Exercise details: Update the records below by changing each "model-waveform-line" to "synthetic-waveform-line" and keeping everything else the same. Leave the pictures out of your answer.
— START Listed entries —
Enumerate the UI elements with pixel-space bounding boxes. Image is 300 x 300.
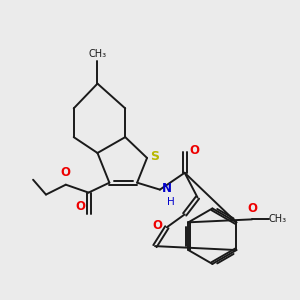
Text: CH₃: CH₃ [269,214,287,224]
Text: O: O [247,202,257,215]
Text: N: N [162,182,172,195]
Text: S: S [151,150,160,163]
Text: CH₃: CH₃ [88,49,106,59]
Text: O: O [189,144,199,157]
Text: O: O [61,166,71,179]
Text: H: H [167,197,175,207]
Text: O: O [76,200,85,213]
Text: O: O [152,219,162,232]
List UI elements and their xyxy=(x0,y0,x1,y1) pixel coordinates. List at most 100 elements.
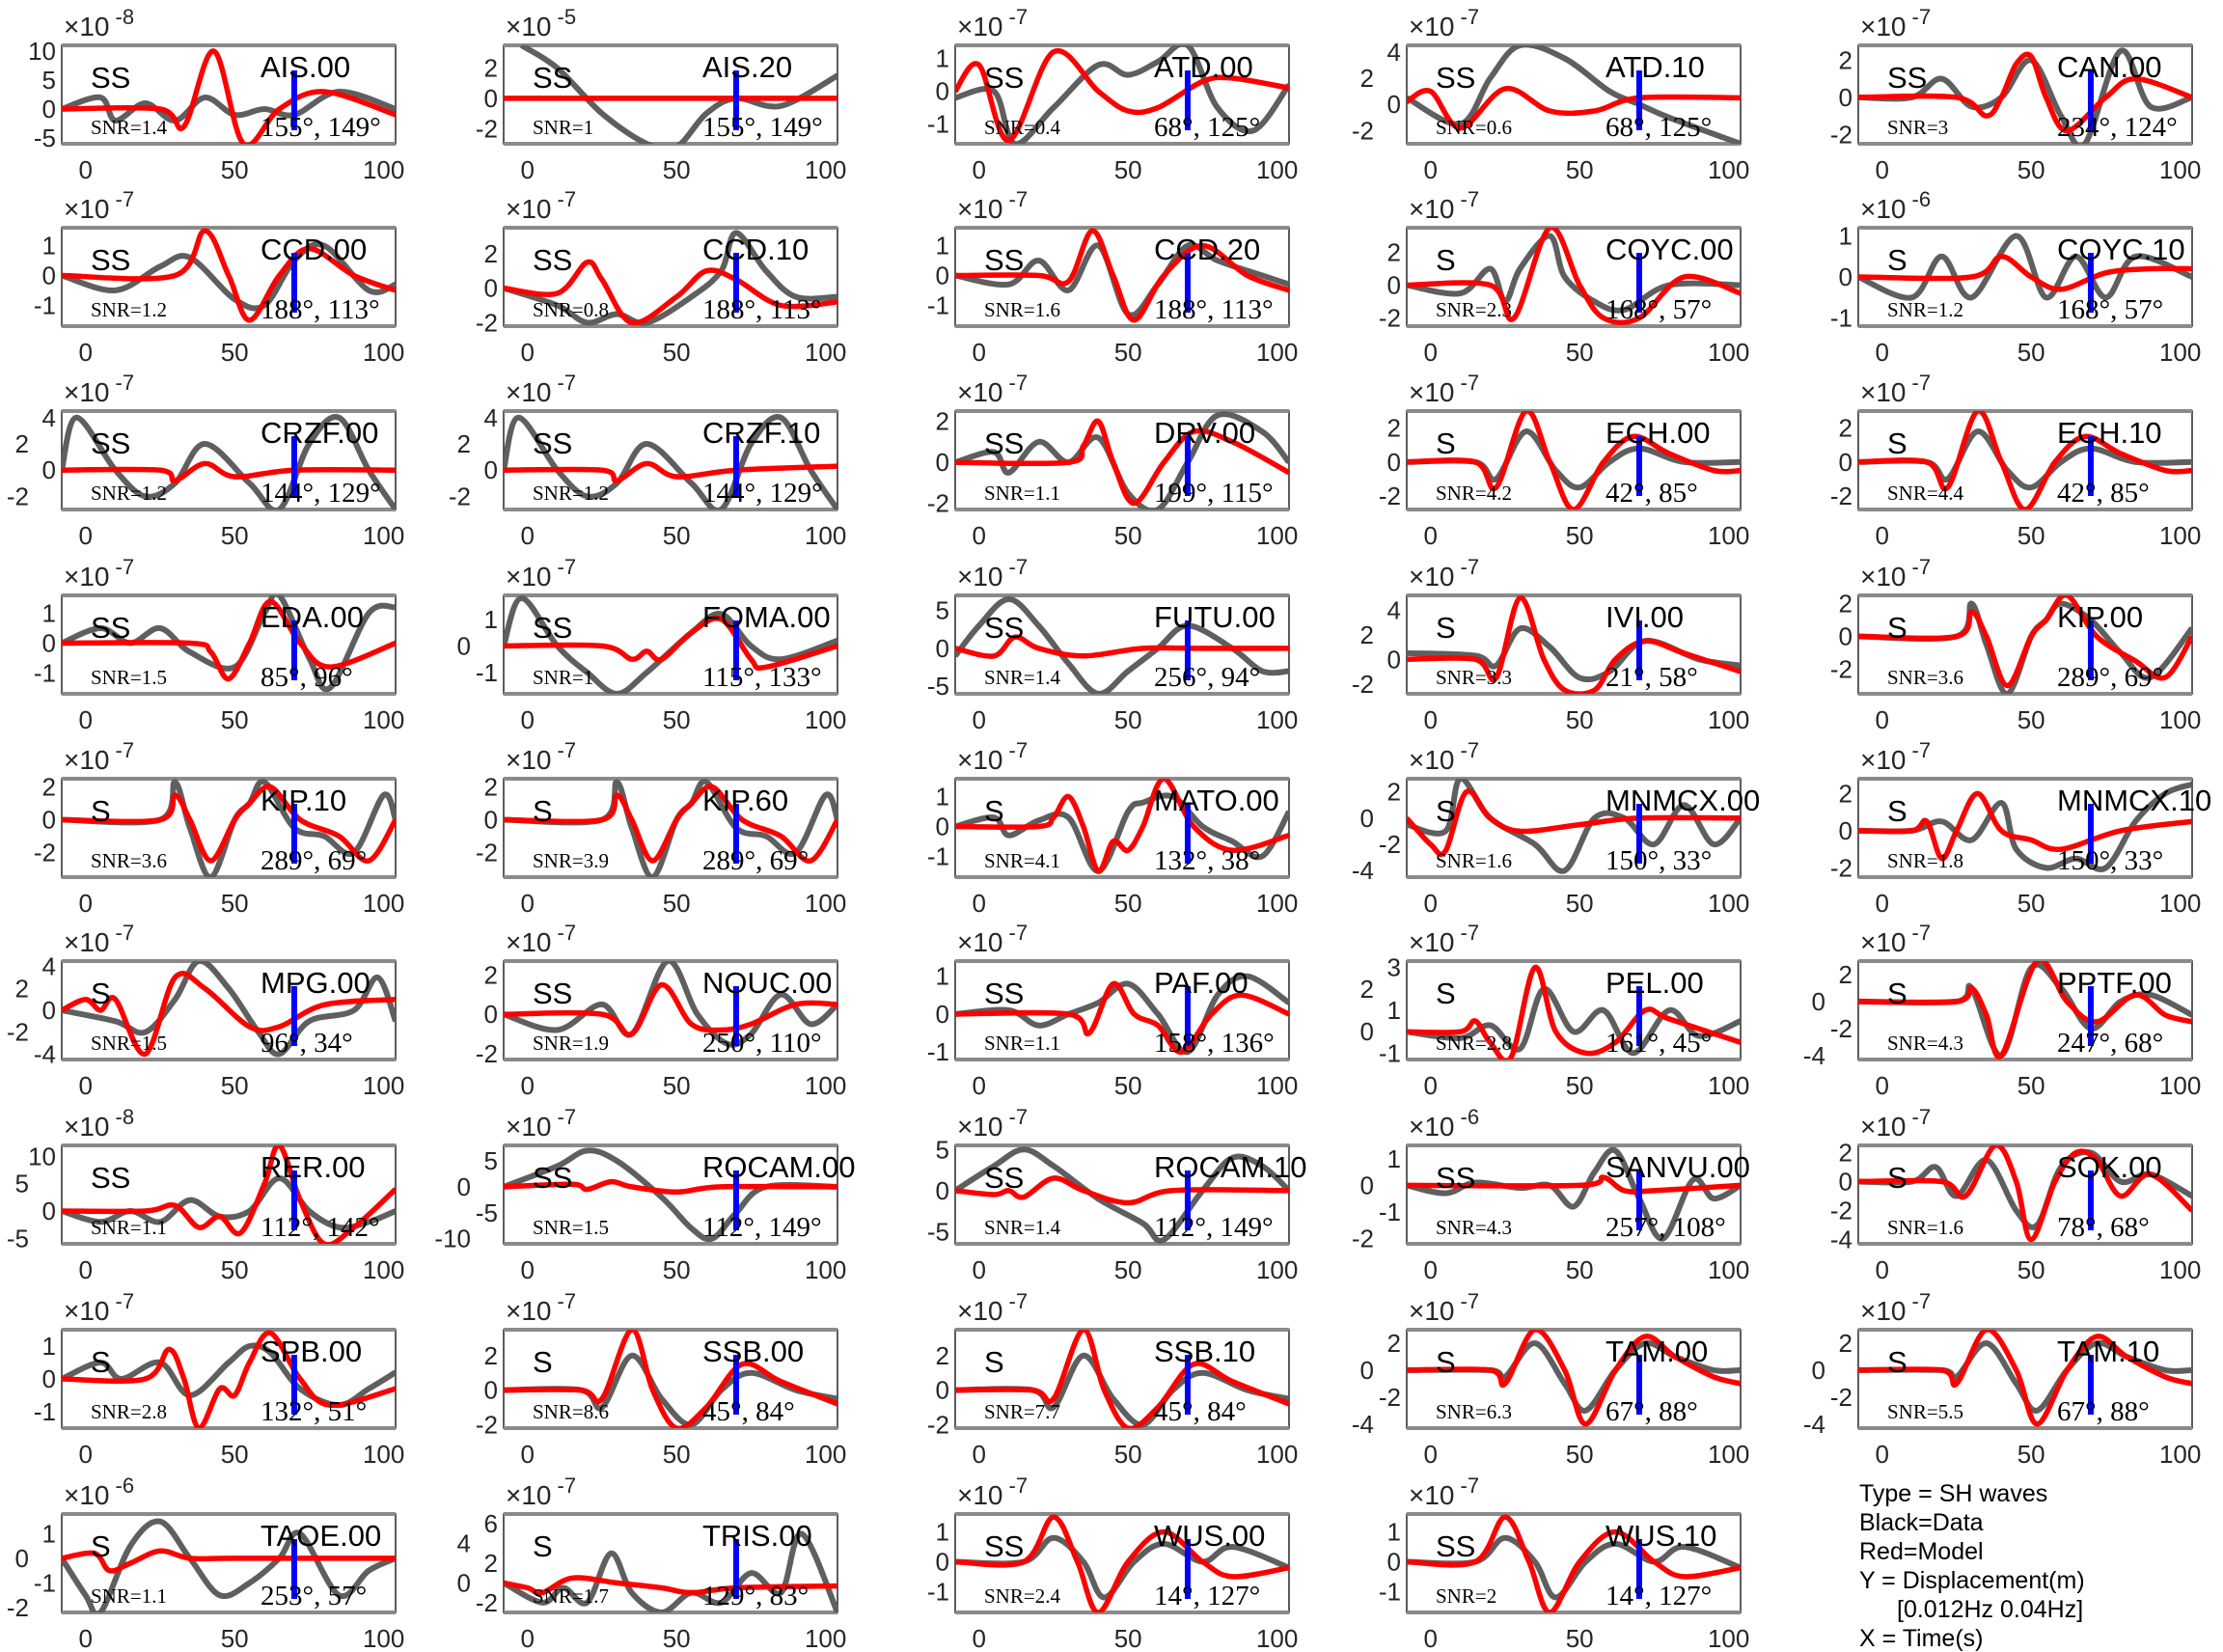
x-tick-label: 100 xyxy=(1256,1440,1298,1469)
model-waveform-line xyxy=(1858,595,2192,689)
y-tick-label: 6 xyxy=(484,1509,498,1538)
x-tick-label: 0 xyxy=(78,1255,92,1284)
phase-label: S xyxy=(1887,611,1907,645)
snr-label: SNR=1 xyxy=(533,666,593,689)
y-tick-label: 0 xyxy=(42,996,56,1025)
y-tick-label: -2 xyxy=(1830,1197,1852,1225)
axis-multiplier: ×10 -7 xyxy=(1409,1289,1479,1326)
y-tick-label: 0 xyxy=(457,631,471,660)
y-tick-label: -1 xyxy=(927,290,949,319)
model-waveform-line xyxy=(504,259,837,326)
axis-multiplier: ×10 -7 xyxy=(64,921,134,957)
x-tick-label: 50 xyxy=(2017,1440,2045,1469)
station-label: MNMCX.00 xyxy=(1606,784,1760,817)
y-tick-label: 0 xyxy=(936,261,949,289)
x-tick-label: 0 xyxy=(1875,705,1888,734)
x-tick-label: 100 xyxy=(1256,521,1298,550)
model-waveform-line xyxy=(1407,1174,1741,1195)
station-label: COYC.10 xyxy=(2057,233,2185,266)
axes-box xyxy=(1406,1329,1742,1429)
station-label: CCD.10 xyxy=(702,233,809,266)
x-tick-label: 50 xyxy=(1566,155,1594,184)
x-tick-label: 50 xyxy=(221,1255,249,1284)
phase-label: SS xyxy=(1887,61,1927,95)
axis-multiplier: ×10 -7 xyxy=(957,738,1028,775)
multiplier-base: ×10 xyxy=(64,1480,110,1510)
y-tick-label: 2 xyxy=(484,1341,498,1370)
azimuth-takeoff-label: 85°, 96° xyxy=(261,662,353,693)
x-tick-label: 50 xyxy=(2017,1255,2045,1284)
y-tick-label: -4 xyxy=(1352,856,1374,885)
y-tick-label: 0 xyxy=(936,77,949,106)
y-tick-label: -2 xyxy=(449,482,471,510)
axis-multiplier: ×10 -7 xyxy=(506,738,576,775)
x-tick-label: 50 xyxy=(1114,521,1142,550)
snr-label: SNR=3 xyxy=(1887,116,1948,139)
y-tick-label: 2 xyxy=(1839,590,1852,619)
x-tick-label: 100 xyxy=(1708,155,1749,184)
multiplier-base: ×10 xyxy=(1860,562,1907,592)
multiplier-exponent: -7 xyxy=(1461,921,1480,945)
snr-label: SNR=1.7 xyxy=(533,1584,609,1608)
x-tick-label: 100 xyxy=(1708,1255,1749,1284)
y-tick-label: 2 xyxy=(42,773,56,802)
multiplier-base: ×10 xyxy=(1860,745,1907,775)
station-label: SSB.00 xyxy=(702,1335,804,1368)
x-tick-label: 50 xyxy=(1114,889,1142,918)
x-tick-label: 100 xyxy=(1256,338,1298,367)
multiplier-base: ×10 xyxy=(957,927,1003,957)
data-waveform-line xyxy=(504,1147,837,1243)
multiplier-base: ×10 xyxy=(1409,1480,1455,1510)
y-tick-label: -1 xyxy=(34,1397,56,1426)
axes-box xyxy=(1857,960,2193,1060)
multiplier-exponent: -7 xyxy=(1461,555,1480,579)
axis-multiplier: ×10 -7 xyxy=(64,371,134,407)
axis-multiplier: ×10 -7 xyxy=(957,5,1028,41)
y-tick-label: 3 xyxy=(1387,953,1401,982)
snr-label: SNR=1.6 xyxy=(1887,1216,1963,1239)
multiplier-exponent: -7 xyxy=(1461,5,1480,29)
multiplier-base: ×10 xyxy=(957,1480,1003,1510)
phase-label: S xyxy=(1436,611,1456,645)
multiplier-base: ×10 xyxy=(1409,1112,1455,1142)
y-tick-label: 0 xyxy=(15,1544,29,1573)
y-tick-label: 0 xyxy=(42,628,56,657)
azimuth-takeoff-label: 257°, 108° xyxy=(1606,1212,1726,1243)
x-tick-label: 50 xyxy=(1566,521,1594,550)
y-tick-label: 2 xyxy=(1387,414,1401,443)
y-tick-label: 2 xyxy=(15,429,29,458)
azimuth-takeoff-label: 199°, 115° xyxy=(1154,478,1274,509)
x-tick-label: 100 xyxy=(1256,1255,1298,1284)
x-tick-label: 100 xyxy=(805,1624,846,1652)
station-label: SPB.00 xyxy=(261,1335,362,1368)
x-tick-label: 50 xyxy=(663,889,691,918)
azimuth-takeoff-label: 68°, 125° xyxy=(1154,112,1260,143)
model-waveform-line xyxy=(955,980,1289,1055)
y-tick-label: -1 xyxy=(476,658,498,687)
axis-multiplier: ×10 -7 xyxy=(1409,5,1479,41)
x-tick-label: 0 xyxy=(78,1071,92,1100)
x-tick-label: 100 xyxy=(1708,1071,1749,1100)
y-tick-label: 0 xyxy=(42,95,56,124)
x-tick-label: 100 xyxy=(805,1440,846,1469)
multiplier-exponent: -8 xyxy=(116,5,135,29)
axis-multiplier: ×10 -7 xyxy=(1409,371,1479,407)
y-tick-label: 5 xyxy=(936,596,949,625)
y-tick-label: 10 xyxy=(28,1142,56,1170)
station-label: ROCAM.10 xyxy=(1154,1150,1306,1184)
y-tick-label: -1 xyxy=(34,658,56,687)
multiplier-base: ×10 xyxy=(1860,194,1907,224)
x-tick-label: 100 xyxy=(805,338,846,367)
y-tick-label: 2 xyxy=(1839,45,1852,74)
x-tick-label: 100 xyxy=(805,1255,846,1284)
x-tick-label: 0 xyxy=(1423,521,1437,550)
y-tick-label: 2 xyxy=(1839,414,1852,443)
y-tick-label: 4 xyxy=(1387,595,1401,624)
snr-label: SNR=6.3 xyxy=(1436,1400,1512,1423)
subplot-ech-10: S ECH.10 SNR=4.4 42°, 85° ×10 -7 2 0 -2 0 50 100 xyxy=(1830,371,2201,550)
y-tick-label: -2 xyxy=(1830,1383,1852,1412)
— END Listed entries —
Solution:
Enumerate the UI elements with pixel-space bounding boxes. Image is 300 x 300.
Text: CH₃: CH₃ [269,214,287,224]
Text: O: O [247,202,257,215]
Text: N: N [162,182,172,195]
Text: S: S [151,150,160,163]
Text: CH₃: CH₃ [88,49,106,59]
Text: O: O [189,144,199,157]
Text: O: O [61,166,71,179]
Text: H: H [167,197,175,207]
Text: O: O [76,200,85,213]
Text: O: O [152,219,162,232]
List UI elements and their xyxy=(x0,y0,x1,y1) pixel coordinates. List at most 100 elements.
x-tick-label: 100 xyxy=(1256,1440,1298,1469)
synthetic-waveform-line xyxy=(1858,595,2192,689)
y-tick-label: 6 xyxy=(484,1509,498,1538)
x-tick-label: 0 xyxy=(78,1255,92,1284)
phase-label: S xyxy=(1887,611,1907,645)
snr-label: SNR=1 xyxy=(533,666,593,689)
y-tick-label: 0 xyxy=(42,996,56,1025)
y-tick-label: -2 xyxy=(1830,1197,1852,1225)
axis-multiplier: ×10 -7 xyxy=(1409,1289,1479,1326)
y-tick-label: 0 xyxy=(457,631,471,660)
y-tick-label: -1 xyxy=(927,290,949,319)
synthetic-waveform-line xyxy=(504,259,837,326)
axis-multiplier: ×10 -7 xyxy=(64,921,134,957)
x-tick-label: 50 xyxy=(2017,1440,2045,1469)
station-label: MNMCX.00 xyxy=(1606,784,1760,817)
y-tick-label: 0 xyxy=(936,261,949,289)
x-tick-label: 0 xyxy=(1875,705,1888,734)
x-tick-label: 100 xyxy=(1256,521,1298,550)
synthetic-waveform-line xyxy=(1407,1174,1741,1195)
station-label: COYC.10 xyxy=(2057,233,2185,266)
axes-box xyxy=(1406,1329,1742,1429)
station-label: CCD.10 xyxy=(702,233,809,266)
x-tick-label: 50 xyxy=(1566,155,1594,184)
x-tick-label: 50 xyxy=(221,1255,249,1284)
phase-label: SS xyxy=(1887,61,1927,95)
axis-multiplier: ×10 -7 xyxy=(957,738,1028,775)
multiplier-base: ×10 xyxy=(64,1480,110,1510)
y-tick-label: 2 xyxy=(484,1341,498,1370)
azimuth-takeoff-label: 85°, 96° xyxy=(261,662,353,693)
x-tick-label: 50 xyxy=(2017,1255,2045,1284)
y-tick-label: -4 xyxy=(1352,856,1374,885)
y-tick-label: 0 xyxy=(936,77,949,106)
y-tick-label: -2 xyxy=(449,482,471,510)
axis-multiplier: ×10 -7 xyxy=(506,738,576,775)
x-tick-label: 50 xyxy=(1114,521,1142,550)
snr-label: SNR=3 xyxy=(1887,116,1948,139)
y-tick-label: 2 xyxy=(1839,590,1852,619)
x-tick-label: 100 xyxy=(1708,155,1749,184)
multiplier-base: ×10 xyxy=(1860,562,1907,592)
multiplier-exponent: -7 xyxy=(1461,921,1480,945)
snr-label: SNR=1.7 xyxy=(533,1584,609,1608)
x-tick-label: 100 xyxy=(1708,1255,1749,1284)
y-tick-label: 2 xyxy=(42,773,56,802)
multiplier-base: ×10 xyxy=(1860,745,1907,775)
station-label: SSB.00 xyxy=(702,1335,804,1368)
x-tick-label: 50 xyxy=(1114,889,1142,918)
x-tick-label: 100 xyxy=(1256,338,1298,367)
multiplier-base: ×10 xyxy=(957,927,1003,957)
data-waveform-line xyxy=(504,1147,837,1243)
multiplier-base: ×10 xyxy=(1409,1480,1455,1510)
y-tick-label: -1 xyxy=(34,1397,56,1426)
axes-box xyxy=(1857,960,2193,1060)
multiplier-exponent: -7 xyxy=(1461,555,1480,579)
axis-multiplier: ×10 -7 xyxy=(64,371,134,407)
axis-multiplier: ×10 -7 xyxy=(957,5,1028,41)
y-tick-label: 3 xyxy=(1387,953,1401,982)
snr-label: SNR=1.6 xyxy=(1887,1216,1963,1239)
multiplier-exponent: -7 xyxy=(1461,5,1480,29)
multiplier-base: ×10 xyxy=(957,1480,1003,1510)
phase-label: S xyxy=(1436,611,1456,645)
multiplier-base: ×10 xyxy=(1409,1112,1455,1142)
y-tick-label: 0 xyxy=(15,1544,29,1573)
y-tick-label: 0 xyxy=(42,628,56,657)
azimuth-takeoff-label: 257°, 108° xyxy=(1606,1212,1726,1243)
x-tick-label: 50 xyxy=(1566,521,1594,550)
y-tick-label: 2 xyxy=(1387,414,1401,443)
y-tick-label: 2 xyxy=(15,429,29,458)
azimuth-takeoff-label: 199°, 115° xyxy=(1154,478,1274,509)
x-tick-label: 100 xyxy=(1256,1255,1298,1284)
x-tick-label: 100 xyxy=(805,1624,846,1652)
station-label: SPB.00 xyxy=(261,1335,362,1368)
x-tick-label: 50 xyxy=(663,889,691,918)
azimuth-takeoff-label: 68°, 125° xyxy=(1154,112,1260,143)
synthetic-waveform-line xyxy=(955,980,1289,1055)
y-tick-label: -1 xyxy=(476,658,498,687)
axis-multiplier: ×10 -7 xyxy=(1409,5,1479,41)
x-tick-label: 0 xyxy=(78,1071,92,1100)
x-tick-label: 100 xyxy=(1708,1071,1749,1100)
y-tick-label: 0 xyxy=(42,95,56,124)
x-tick-label: 100 xyxy=(805,1440,846,1469)
multiplier-exponent: -8 xyxy=(116,5,135,29)
axis-multiplier: ×10 -7 xyxy=(1409,371,1479,407)
y-tick-label: 5 xyxy=(936,596,949,625)
y-tick-label: 10 xyxy=(28,1142,56,1170)
station-label: ROCAM.10 xyxy=(1154,1150,1306,1184)
y-tick-label: -1 xyxy=(34,658,56,687)
multiplier-base: ×10 xyxy=(1860,194,1907,224)
x-tick-label: 100 xyxy=(805,338,846,367)
y-tick-label: 2 xyxy=(1839,45,1852,74)
x-tick-label: 100 xyxy=(805,1255,846,1284)
x-tick-label: 0 xyxy=(1423,521,1437,550)
y-tick-label: 2 xyxy=(1839,414,1852,443)
y-tick-label: 4 xyxy=(1387,595,1401,624)
snr-label: SNR=6.3 xyxy=(1436,1400,1512,1423)
subplot-ech-10: S ECH.10 SNR=4.4 42°, 85° ×10 -7 2 0 -2 0 50 100 xyxy=(1830,371,2201,550)
y-tick-label: -2 xyxy=(1830,1383,1852,1412)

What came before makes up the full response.